Exercise prompt |
Present the records from the line containing "svg-text:automation: automation [19, 69, 203, 117]" through the line containing "Identify all the" as a Markdown table with the columns No. and Text, numbering each line and omitting blank lines.

Supplied data |
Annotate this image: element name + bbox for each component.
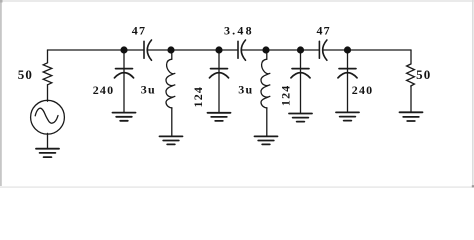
node 4 junction dot [262, 46, 269, 53]
svg-text:47: 47 [132, 24, 146, 38]
wire: resistor to source [47, 85, 49, 101]
capacitor 240 (right shunt) [338, 69, 357, 78]
capacitor 124 (first) [210, 69, 229, 78]
svg-text:240: 240 [352, 83, 374, 97]
svg-text:50: 50 [18, 67, 33, 82]
wire: cap to ground [218, 73, 220, 113]
resistor 50 (load) [407, 64, 415, 86]
svg-text:124: 124 [191, 86, 205, 108]
node 1 junction dot [120, 46, 127, 53]
wire: top segment C3 to load corner [323, 49, 411, 51]
svg-text:3u: 3u [141, 82, 156, 96]
wire: load branch vertical [410, 50, 412, 64]
wire: load resistor to ground [410, 86, 412, 112]
capacitor 240 (left shunt) [115, 69, 134, 78]
inductor 3u (right) [261, 59, 270, 108]
wire: cap to ground [123, 73, 125, 112]
wire: shunt stub at node 3 [218, 50, 220, 73]
inductor 3u (left) [166, 59, 175, 108]
wire: top segment C1 to C2 [147, 49, 238, 51]
wire: inductor to ground [171, 108, 173, 136]
wire: shunt stub at node 6 [347, 50, 349, 73]
capacitor 124 (second) [291, 69, 310, 78]
ground (load) [400, 112, 423, 121]
wire: top segment from source corner to C1 [48, 49, 145, 51]
ground (node 5 shunt) [289, 114, 312, 122]
svg-text:50: 50 [416, 67, 431, 82]
ac source V1 [31, 100, 65, 134]
svg-text:3.48: 3.48 [224, 24, 254, 38]
svg-text:240: 240 [93, 83, 115, 97]
svg-text:47: 47 [316, 23, 330, 37]
ground (node 2 shunt) [160, 136, 183, 144]
wire: source branch vertical [47, 50, 49, 63]
wire: source to ground [47, 133, 49, 148]
node 2 junction dot [167, 46, 174, 53]
wire: inductor to ground [266, 108, 268, 136]
capacitor 47 (series C1) [144, 40, 152, 60]
wire: top segment C2 to C3 [242, 49, 320, 51]
wire: shunt stub at node 2 [171, 50, 173, 59]
wire: cap to ground [300, 73, 302, 113]
ground (node 6 shunt) [336, 112, 359, 120]
node 3 junction dot [215, 46, 222, 53]
ground (node 4 shunt) [255, 136, 278, 144]
ground (node 3 shunt) [208, 113, 231, 121]
wire: shunt stub at node 1 [123, 50, 125, 73]
node 5 junction dot [297, 46, 304, 53]
node 6 junction dot [344, 46, 351, 53]
ground (source) [36, 149, 59, 157]
resistor 50 (source) [43, 63, 52, 85]
wire: shunt stub at node 5 [300, 50, 302, 73]
wire: cap to ground [347, 73, 349, 112]
ground (node 1 shunt) [113, 113, 136, 121]
capacitor 47 (series C3) [319, 40, 327, 60]
svg-text:124: 124 [278, 84, 292, 106]
capacitor 3.48 (series C2) [238, 40, 246, 60]
svg-text:3u: 3u [238, 82, 253, 96]
wire: shunt stub at node 4 [266, 50, 268, 59]
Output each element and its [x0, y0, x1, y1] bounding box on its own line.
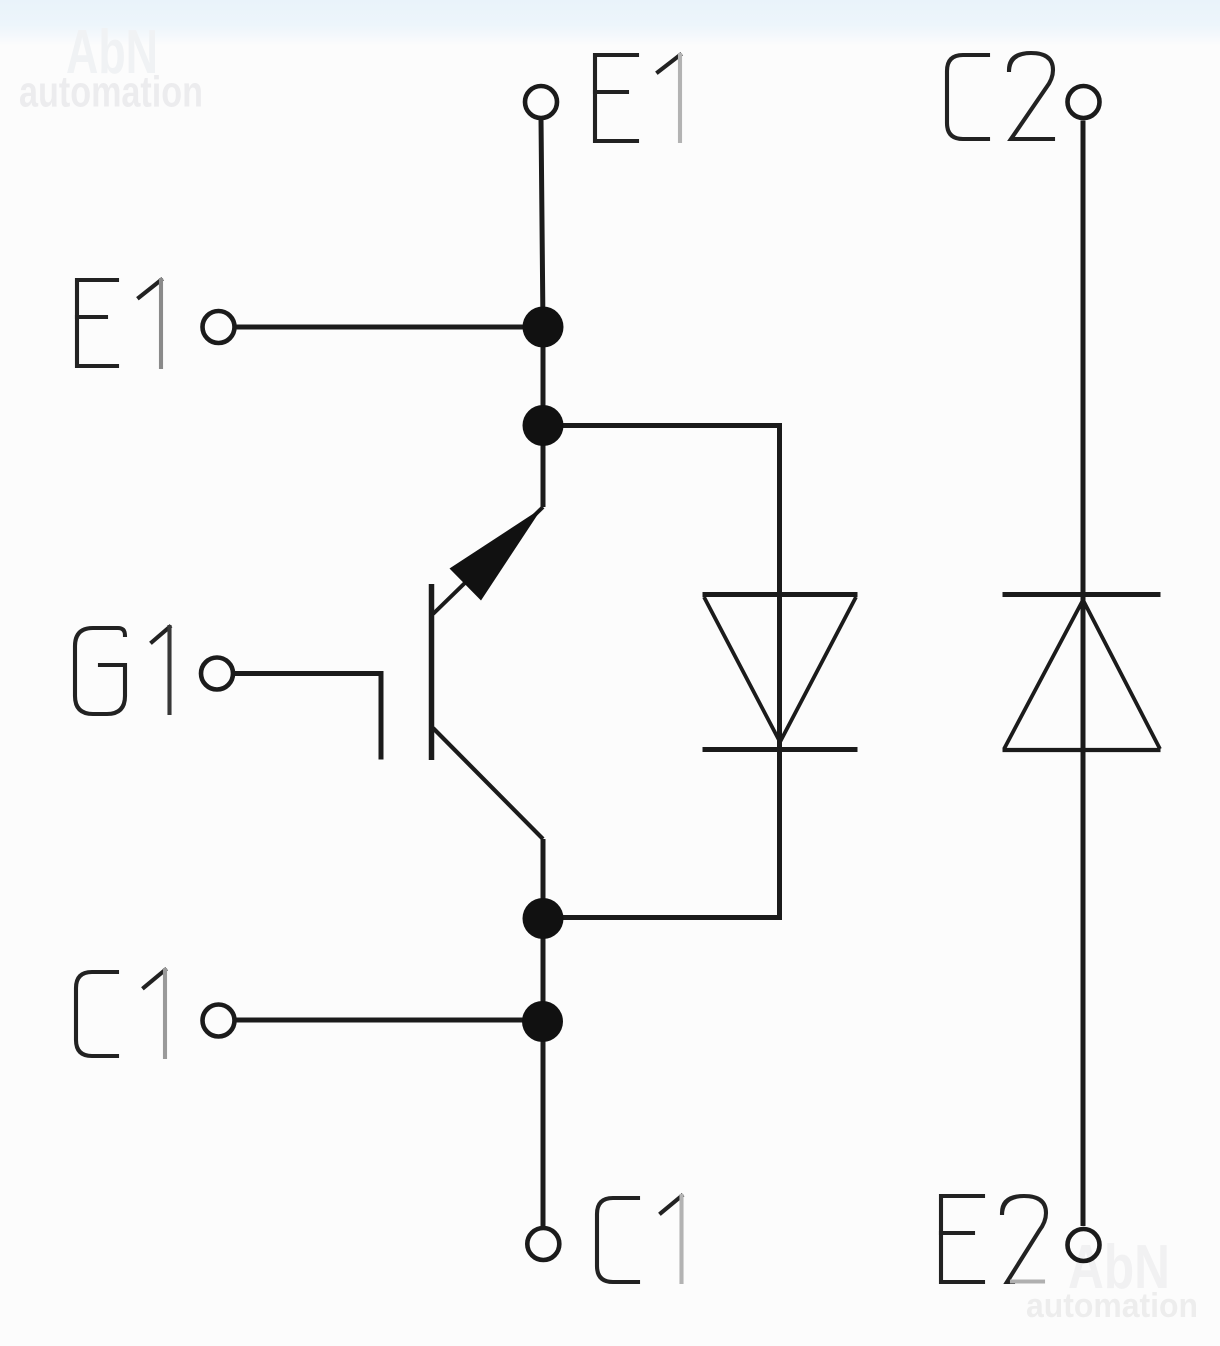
svg-text:automation: automation [19, 69, 203, 117]
svg-text:automation: automation [1026, 1287, 1198, 1325]
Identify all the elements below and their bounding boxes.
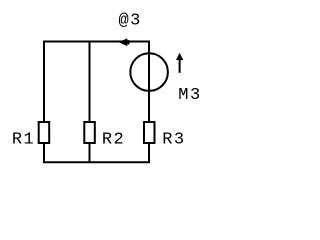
current source M3 circle bbox=[130, 53, 168, 91]
svg-text:R3: R3 bbox=[162, 131, 185, 150]
svg-text:R2: R2 bbox=[102, 131, 125, 150]
resistor R1 body bbox=[39, 122, 50, 143]
resistor R2 body bbox=[84, 122, 95, 143]
svg-text:R1: R1 bbox=[12, 131, 35, 150]
current probe arrow @3 (pointing left) bbox=[119, 38, 130, 46]
svg-text:M3: M3 bbox=[178, 86, 201, 105]
wire top horizontal (node @3 net) with left and right verticals bbox=[44, 42, 149, 123]
current source M3 direction arrow (up) bbox=[179, 59, 181, 73]
resistor R3 body bbox=[144, 122, 155, 143]
svg-text:@3: @3 bbox=[118, 12, 141, 31]
wire middle vertical (bottom) bbox=[89, 143, 91, 162]
wire middle vertical (top) bbox=[89, 42, 91, 123]
wire bottom horizontal (ground net) with left and right stubs bbox=[44, 143, 149, 162]
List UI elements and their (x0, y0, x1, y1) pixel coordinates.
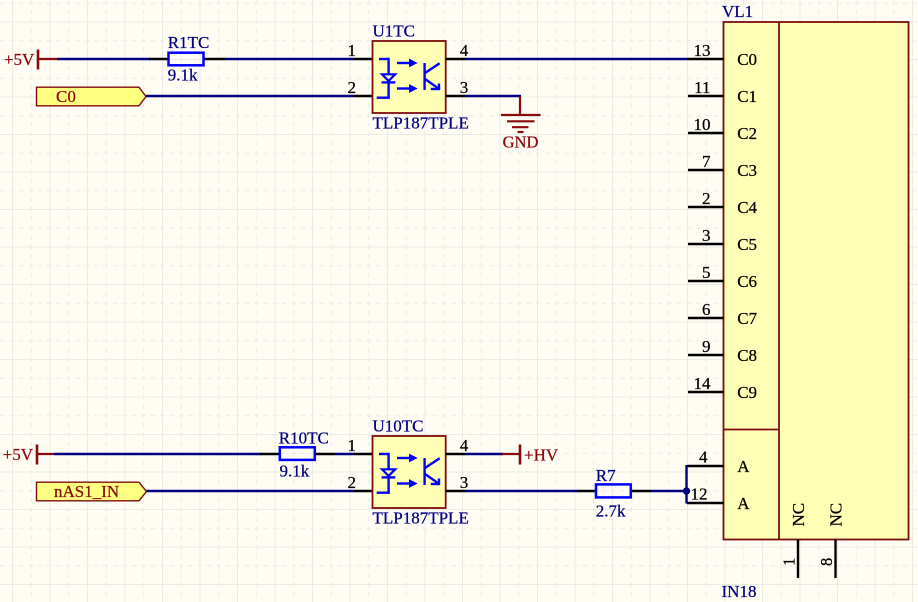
VL1 pin 3 C5 (688, 226, 757, 254)
svg-text:3: 3 (702, 226, 711, 245)
VL1 pin 6 C7 (688, 300, 758, 328)
svg-text:C6: C6 (737, 272, 757, 291)
svg-text:TLP187TPLE: TLP187TPLE (373, 508, 469, 527)
junction node A (683, 487, 690, 494)
wire R1TC to U1TC pin 1 (225, 58, 354, 60)
svg-text:1: 1 (348, 436, 357, 455)
svg-text:NC: NC (789, 503, 808, 527)
VL1 pin 10 C2 (688, 115, 757, 143)
power +5V (bottom) (3, 445, 54, 465)
svg-text:R10TC: R10TC (279, 429, 329, 448)
wire U1TC pin 3 to GND (466, 95, 522, 97)
svg-text:U10TC: U10TC (373, 417, 424, 436)
port nAS1_IN (37, 482, 147, 501)
wire U1TC pin 4 to VL1 pin 13 (466, 58, 689, 60)
U10TC pin 3 (446, 473, 469, 492)
svg-text:C0: C0 (737, 50, 757, 69)
wire node A vertical (685, 465, 687, 504)
svg-text:6: 6 (702, 300, 711, 319)
svg-text:C3: C3 (737, 161, 757, 180)
svg-text:C5: C5 (737, 235, 757, 254)
svg-text:A: A (737, 494, 750, 513)
svg-text:11: 11 (694, 78, 710, 97)
VL1 pin 4 A (687, 448, 750, 477)
svg-text:9.1k: 9.1k (280, 462, 310, 481)
svg-text:C2: C2 (737, 124, 757, 143)
VL1 pin 5 C6 (688, 263, 757, 291)
svg-text:2: 2 (702, 189, 711, 208)
VL1 pin 13 C0 (688, 41, 757, 69)
svg-text:13: 13 (694, 41, 711, 60)
svg-text:2: 2 (348, 473, 357, 492)
svg-text:4: 4 (699, 448, 708, 467)
resistor R10TC (260, 429, 335, 481)
svg-text:C9: C9 (737, 383, 757, 402)
VL1 pin 1 NC (780, 503, 809, 578)
svg-text:+HV: +HV (524, 446, 559, 465)
svg-text:1: 1 (348, 41, 357, 60)
svg-text:4: 4 (460, 41, 469, 60)
U1TC pin 3 (446, 78, 469, 97)
svg-text:nAS1_IN: nAS1_IN (54, 482, 119, 501)
svg-text:C7: C7 (737, 309, 757, 328)
VL1 pin 9 C8 (688, 337, 757, 365)
resistor R7 (578, 466, 652, 520)
op-amp U1TC body (373, 22, 469, 133)
svg-text:+5V: +5V (4, 50, 35, 69)
ground GND (501, 96, 541, 152)
power +5V (top) (4, 50, 57, 70)
svg-text:GND: GND (503, 133, 539, 152)
wire nAS1_IN to U10TC pin 2 (147, 490, 355, 492)
svg-text:NC: NC (827, 503, 846, 527)
U10TC pin 2 (348, 473, 373, 492)
wire U10TC pin 3 to R7 (466, 490, 579, 492)
svg-text:U1TC: U1TC (373, 22, 416, 41)
svg-text:C0: C0 (56, 87, 76, 106)
VL1 pin 7 C3 (688, 152, 757, 180)
svg-text:4: 4 (460, 436, 469, 455)
svg-text:A: A (737, 457, 750, 476)
svg-text:+5V: +5V (3, 445, 34, 464)
VL1 pin 11 C1 (688, 78, 757, 106)
wire U10TC pin 4 to +HV (466, 453, 504, 455)
U1TC pin 2 (348, 78, 373, 97)
U1TC pin 1 (348, 41, 373, 60)
port C0 (37, 87, 147, 106)
VL1 pin 12 A (687, 485, 750, 514)
svg-text:8: 8 (817, 558, 836, 566)
svg-text:12: 12 (691, 485, 708, 504)
wire +5V to R1TC (57, 58, 150, 60)
wire R7 to node A (651, 490, 687, 492)
U10TC pin 4 (446, 436, 469, 455)
resistor R1TC (149, 33, 225, 85)
svg-text:7: 7 (702, 152, 711, 171)
svg-text:3: 3 (460, 473, 469, 492)
U10TC pin 1 (348, 436, 373, 455)
svg-text:10: 10 (694, 115, 711, 134)
svg-text:2.7k: 2.7k (596, 501, 626, 520)
svg-text:C4: C4 (737, 198, 757, 217)
svg-text:R7: R7 (596, 466, 616, 485)
svg-text:VL1: VL1 (722, 2, 753, 21)
svg-text:3: 3 (460, 78, 469, 97)
wire +5V to R10TC (54, 453, 261, 455)
svg-text:2: 2 (348, 78, 357, 97)
svg-text:R1TC: R1TC (168, 33, 210, 52)
svg-text:C1: C1 (737, 87, 757, 106)
svg-text:IN18: IN18 (722, 582, 757, 601)
svg-text:C8: C8 (737, 346, 757, 365)
VL1 pin 8 NC (817, 503, 846, 578)
svg-text:TLP187TPLE: TLP187TPLE (373, 113, 469, 132)
svg-text:1: 1 (780, 558, 799, 566)
U1TC pin 4 (446, 41, 469, 60)
svg-text:9.1k: 9.1k (168, 65, 198, 84)
svg-text:14: 14 (694, 374, 712, 393)
op-amp U10TC body (373, 417, 469, 528)
svg-text:9: 9 (702, 337, 711, 356)
svg-text:5: 5 (702, 263, 711, 282)
VL1 pin 14 C9 (688, 374, 757, 402)
power +HV (502, 445, 559, 465)
VL1 pin 2 C4 (688, 189, 758, 217)
wire R10TC to U10TC pin 1 (335, 453, 354, 455)
IC VL1 body (722, 2, 909, 601)
wire C0 to U1TC pin 2 (146, 95, 354, 97)
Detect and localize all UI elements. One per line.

Response |
| No. | Text |
|---|---|
| 1 | svg-text:automation: automation [19, 69, 203, 117] |
| 2 | svg-text:automation: automation [1026, 1287, 1198, 1325] |
| 3 | Identify all the elements below and their bounding boxes. |